* Goal:
Copy out every line of the listing below with no changes at all.

***** Data in this exercise *****

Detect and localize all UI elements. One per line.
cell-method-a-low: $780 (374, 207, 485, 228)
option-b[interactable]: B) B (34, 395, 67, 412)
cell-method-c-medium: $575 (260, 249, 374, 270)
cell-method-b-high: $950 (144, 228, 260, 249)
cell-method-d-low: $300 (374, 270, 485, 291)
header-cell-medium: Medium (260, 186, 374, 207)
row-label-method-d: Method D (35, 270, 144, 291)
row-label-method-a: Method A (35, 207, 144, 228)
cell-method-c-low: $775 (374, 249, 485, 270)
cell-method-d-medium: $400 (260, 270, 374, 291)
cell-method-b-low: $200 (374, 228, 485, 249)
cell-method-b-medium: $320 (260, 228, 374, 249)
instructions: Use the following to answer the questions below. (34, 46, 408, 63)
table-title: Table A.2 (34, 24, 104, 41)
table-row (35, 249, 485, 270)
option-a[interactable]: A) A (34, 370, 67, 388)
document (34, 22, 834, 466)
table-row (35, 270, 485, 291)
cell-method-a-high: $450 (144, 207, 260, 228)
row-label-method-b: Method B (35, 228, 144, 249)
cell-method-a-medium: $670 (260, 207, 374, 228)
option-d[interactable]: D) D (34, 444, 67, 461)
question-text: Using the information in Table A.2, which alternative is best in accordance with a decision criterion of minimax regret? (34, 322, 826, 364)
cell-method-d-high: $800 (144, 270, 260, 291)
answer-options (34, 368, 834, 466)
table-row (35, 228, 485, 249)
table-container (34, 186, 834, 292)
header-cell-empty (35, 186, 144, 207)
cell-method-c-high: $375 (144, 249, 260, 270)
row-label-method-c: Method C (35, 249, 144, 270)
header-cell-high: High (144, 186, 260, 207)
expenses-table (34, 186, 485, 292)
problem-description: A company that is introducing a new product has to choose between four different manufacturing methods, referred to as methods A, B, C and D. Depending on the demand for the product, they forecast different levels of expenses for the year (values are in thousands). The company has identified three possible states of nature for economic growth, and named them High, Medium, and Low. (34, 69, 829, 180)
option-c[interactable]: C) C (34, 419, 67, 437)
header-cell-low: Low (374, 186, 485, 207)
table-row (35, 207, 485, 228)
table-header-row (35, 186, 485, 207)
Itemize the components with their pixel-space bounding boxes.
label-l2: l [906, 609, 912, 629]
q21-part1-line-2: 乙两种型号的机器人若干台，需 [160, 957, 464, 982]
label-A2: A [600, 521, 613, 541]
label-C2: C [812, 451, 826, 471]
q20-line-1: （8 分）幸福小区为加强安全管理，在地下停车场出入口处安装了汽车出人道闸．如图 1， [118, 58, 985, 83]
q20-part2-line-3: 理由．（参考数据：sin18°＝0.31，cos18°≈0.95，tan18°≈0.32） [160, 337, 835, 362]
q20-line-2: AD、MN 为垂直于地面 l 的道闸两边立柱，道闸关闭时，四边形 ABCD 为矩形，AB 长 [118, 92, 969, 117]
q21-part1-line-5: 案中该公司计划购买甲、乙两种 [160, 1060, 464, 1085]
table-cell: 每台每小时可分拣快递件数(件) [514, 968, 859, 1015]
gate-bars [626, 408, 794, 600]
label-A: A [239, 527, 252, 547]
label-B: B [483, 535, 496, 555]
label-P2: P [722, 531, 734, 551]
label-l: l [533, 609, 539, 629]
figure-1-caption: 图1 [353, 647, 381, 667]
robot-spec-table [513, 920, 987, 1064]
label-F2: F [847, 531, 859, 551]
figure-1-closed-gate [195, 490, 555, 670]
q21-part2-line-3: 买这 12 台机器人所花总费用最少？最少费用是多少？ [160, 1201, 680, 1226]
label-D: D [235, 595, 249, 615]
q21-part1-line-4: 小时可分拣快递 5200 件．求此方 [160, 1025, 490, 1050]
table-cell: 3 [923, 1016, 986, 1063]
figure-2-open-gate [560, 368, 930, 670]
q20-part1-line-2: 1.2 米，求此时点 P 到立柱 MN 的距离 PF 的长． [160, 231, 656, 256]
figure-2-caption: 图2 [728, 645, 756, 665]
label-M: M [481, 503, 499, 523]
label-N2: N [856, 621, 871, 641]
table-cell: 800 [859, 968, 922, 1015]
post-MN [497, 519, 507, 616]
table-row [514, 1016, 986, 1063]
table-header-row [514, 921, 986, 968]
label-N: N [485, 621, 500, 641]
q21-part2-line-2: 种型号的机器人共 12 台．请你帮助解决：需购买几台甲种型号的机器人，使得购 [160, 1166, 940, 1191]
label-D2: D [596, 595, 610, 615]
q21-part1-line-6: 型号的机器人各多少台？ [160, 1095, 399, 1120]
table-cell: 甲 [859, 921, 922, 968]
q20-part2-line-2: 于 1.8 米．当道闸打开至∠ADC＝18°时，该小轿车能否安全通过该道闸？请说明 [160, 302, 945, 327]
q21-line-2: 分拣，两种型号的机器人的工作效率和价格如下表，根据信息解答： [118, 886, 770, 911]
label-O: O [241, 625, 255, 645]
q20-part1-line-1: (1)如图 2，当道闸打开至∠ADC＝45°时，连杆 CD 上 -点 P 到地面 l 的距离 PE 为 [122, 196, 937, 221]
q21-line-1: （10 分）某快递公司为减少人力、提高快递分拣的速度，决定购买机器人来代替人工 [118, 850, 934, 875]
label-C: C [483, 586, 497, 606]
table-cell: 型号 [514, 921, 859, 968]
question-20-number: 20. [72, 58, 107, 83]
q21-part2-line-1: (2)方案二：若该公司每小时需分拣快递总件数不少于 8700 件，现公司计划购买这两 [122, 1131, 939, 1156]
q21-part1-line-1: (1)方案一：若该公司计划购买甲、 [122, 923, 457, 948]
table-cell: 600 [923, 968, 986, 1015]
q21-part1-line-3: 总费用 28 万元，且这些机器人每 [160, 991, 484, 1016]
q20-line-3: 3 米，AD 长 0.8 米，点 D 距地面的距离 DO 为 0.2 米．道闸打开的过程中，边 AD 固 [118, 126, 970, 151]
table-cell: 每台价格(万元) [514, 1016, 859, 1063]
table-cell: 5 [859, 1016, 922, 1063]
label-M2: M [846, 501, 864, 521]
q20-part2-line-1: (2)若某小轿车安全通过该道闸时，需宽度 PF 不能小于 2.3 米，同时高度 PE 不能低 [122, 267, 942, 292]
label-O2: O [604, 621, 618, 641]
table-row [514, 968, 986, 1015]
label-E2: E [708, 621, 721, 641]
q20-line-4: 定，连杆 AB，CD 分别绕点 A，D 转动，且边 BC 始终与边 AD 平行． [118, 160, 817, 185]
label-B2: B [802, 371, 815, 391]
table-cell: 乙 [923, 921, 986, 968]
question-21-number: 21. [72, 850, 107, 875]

*****

* Answer to the problem:
Detect and localize all UI elements. One per line.
cell-method-a-low: $780 (374, 207, 485, 228)
option-b[interactable]: B) B (34, 395, 67, 412)
cell-method-c-medium: $575 (260, 249, 374, 270)
cell-method-b-high: $950 (144, 228, 260, 249)
cell-method-d-low: $300 (374, 270, 485, 291)
header-cell-medium: Medium (260, 186, 374, 207)
row-label-method-d: Method D (35, 270, 144, 291)
row-label-method-a: Method A (35, 207, 144, 228)
cell-method-c-low: $775 (374, 249, 485, 270)
cell-method-d-medium: $400 (260, 270, 374, 291)
cell-method-b-low: $200 (374, 228, 485, 249)
cell-method-b-medium: $320 (260, 228, 374, 249)
instructions: Use the following to answer the questions below. (34, 46, 408, 63)
table-title: Table A.2 (34, 24, 104, 41)
table-row (35, 249, 485, 270)
option-a[interactable]: A) A (34, 370, 67, 388)
document (34, 22, 834, 466)
table-row (35, 270, 485, 291)
cell-method-a-high: $450 (144, 207, 260, 228)
row-label-method-b: Method B (35, 228, 144, 249)
cell-method-a-medium: $670 (260, 207, 374, 228)
option-d[interactable]: D) D (34, 444, 67, 461)
question-text: Using the information in Table A.2, which alternative is best in accordance with a decision criterion of minimax regret? (34, 322, 826, 364)
cell-method-d-high: $800 (144, 270, 260, 291)
answer-options (34, 368, 834, 466)
table-row (35, 228, 485, 249)
table-container (34, 186, 834, 292)
header-cell-empty (35, 186, 144, 207)
cell-method-c-high: $375 (144, 249, 260, 270)
row-label-method-c: Method C (35, 249, 144, 270)
header-cell-high: High (144, 186, 260, 207)
expenses-table (34, 186, 485, 292)
problem-description: A company that is introducing a new product has to choose between four different manufacturing methods, referred to as methods A, B, C and D. Depending on the demand for the product, they forecast different levels of expenses for the year (values are in thousands). The company has identified three possible states of nature for economic growth, and named them High, Medium, and Low. (34, 69, 829, 180)
option-c[interactable]: C) C (34, 419, 67, 437)
header-cell-low: Low (374, 186, 485, 207)
table-row (35, 207, 485, 228)
table-header-row (35, 186, 485, 207)
Itemize the components with their pixel-space bounding boxes.
label-l2: l [906, 609, 912, 629]
q21-part1-line-2: 乙两种型号的机器人若干台，需 [160, 957, 464, 982]
label-A2: A [600, 521, 613, 541]
label-C2: C [812, 451, 826, 471]
q20-line-1: （8 分）幸福小区为加强安全管理，在地下停车场出入口处安装了汽车出人道闸．如图 1， [118, 58, 985, 83]
q20-part2-line-3: 理由．（参考数据：sin18°＝0.31，cos18°≈0.95，tan18°≈0.32） [160, 337, 835, 362]
q20-line-2: AD、MN 为垂直于地面 l 的道闸两边立柱，道闸关闭时，四边形 ABCD 为矩形，AB 长 [118, 92, 969, 117]
q21-part1-line-5: 案中该公司计划购买甲、乙两种 [160, 1060, 464, 1085]
table-cell: 每台每小时可分拣快递件数(件) [514, 968, 859, 1015]
gate-bars [626, 408, 794, 600]
label-A: A [239, 527, 252, 547]
label-B: B [483, 535, 496, 555]
label-P2: P [722, 531, 734, 551]
label-l: l [533, 609, 539, 629]
figure-1-caption: 图1 [353, 647, 381, 667]
robot-spec-table [513, 920, 987, 1064]
label-F2: F [847, 531, 859, 551]
figure-1-closed-gate [195, 490, 555, 670]
q21-part2-line-3: 买这 12 台机器人所花总费用最少？最少费用是多少？ [160, 1201, 680, 1226]
label-D: D [235, 595, 249, 615]
q21-part1-line-4: 小时可分拣快递 5200 件．求此方 [160, 1025, 490, 1050]
table-cell: 3 [923, 1016, 986, 1063]
figure-2-open-gate [560, 368, 930, 670]
q20-part1-line-2: 1.2 米，求此时点 P 到立柱 MN 的距离 PF 的长． [160, 231, 656, 256]
figure-2-caption: 图2 [728, 645, 756, 665]
label-M: M [481, 503, 499, 523]
label-N2: N [856, 621, 871, 641]
table-cell: 800 [859, 968, 922, 1015]
post-MN [497, 519, 507, 616]
table-row [514, 1016, 986, 1063]
table-header-row [514, 921, 986, 968]
label-N: N [485, 621, 500, 641]
q21-part2-line-2: 种型号的机器人共 12 台．请你帮助解决：需购买几台甲种型号的机器人，使得购 [160, 1166, 940, 1191]
label-D2: D [596, 595, 610, 615]
q21-part1-line-6: 型号的机器人各多少台？ [160, 1095, 399, 1120]
table-cell: 甲 [859, 921, 922, 968]
q20-part2-line-2: 于 1.8 米．当道闸打开至∠ADC＝18°时，该小轿车能否安全通过该道闸？请说明 [160, 302, 945, 327]
q21-line-2: 分拣，两种型号的机器人的工作效率和价格如下表，根据信息解答： [118, 886, 770, 911]
label-O: O [241, 625, 255, 645]
q20-part1-line-1: (1)如图 2，当道闸打开至∠ADC＝45°时，连杆 CD 上 -点 P 到地面 l 的距离 PE 为 [122, 196, 937, 221]
q21-line-1: （10 分）某快递公司为减少人力、提高快递分拣的速度，决定购买机器人来代替人工 [118, 850, 934, 875]
label-C: C [483, 586, 497, 606]
table-cell: 型号 [514, 921, 859, 968]
question-20-number: 20. [72, 58, 107, 83]
q21-part2-line-1: (2)方案二：若该公司每小时需分拣快递总件数不少于 8700 件，现公司计划购买这两 [122, 1131, 939, 1156]
q21-part1-line-1: (1)方案一：若该公司计划购买甲、 [122, 923, 457, 948]
table-cell: 600 [923, 968, 986, 1015]
q21-part1-line-3: 总费用 28 万元，且这些机器人每 [160, 991, 484, 1016]
q20-line-3: 3 米，AD 长 0.8 米，点 D 距地面的距离 DO 为 0.2 米．道闸打开的过程中，边 AD 固 [118, 126, 970, 151]
table-cell: 每台价格(万元) [514, 1016, 859, 1063]
table-cell: 5 [859, 1016, 922, 1063]
label-M2: M [846, 501, 864, 521]
q20-part2-line-1: (2)若某小轿车安全通过该道闸时，需宽度 PF 不能小于 2.3 米，同时高度 PE 不能低 [122, 267, 942, 292]
label-O2: O [604, 621, 618, 641]
table-row [514, 968, 986, 1015]
label-E2: E [708, 621, 721, 641]
q20-line-4: 定，连杆 AB，CD 分别绕点 A，D 转动，且边 BC 始终与边 AD 平行． [118, 160, 817, 185]
label-B2: B [802, 371, 815, 391]
table-cell: 乙 [923, 921, 986, 968]
question-21-number: 21. [72, 850, 107, 875]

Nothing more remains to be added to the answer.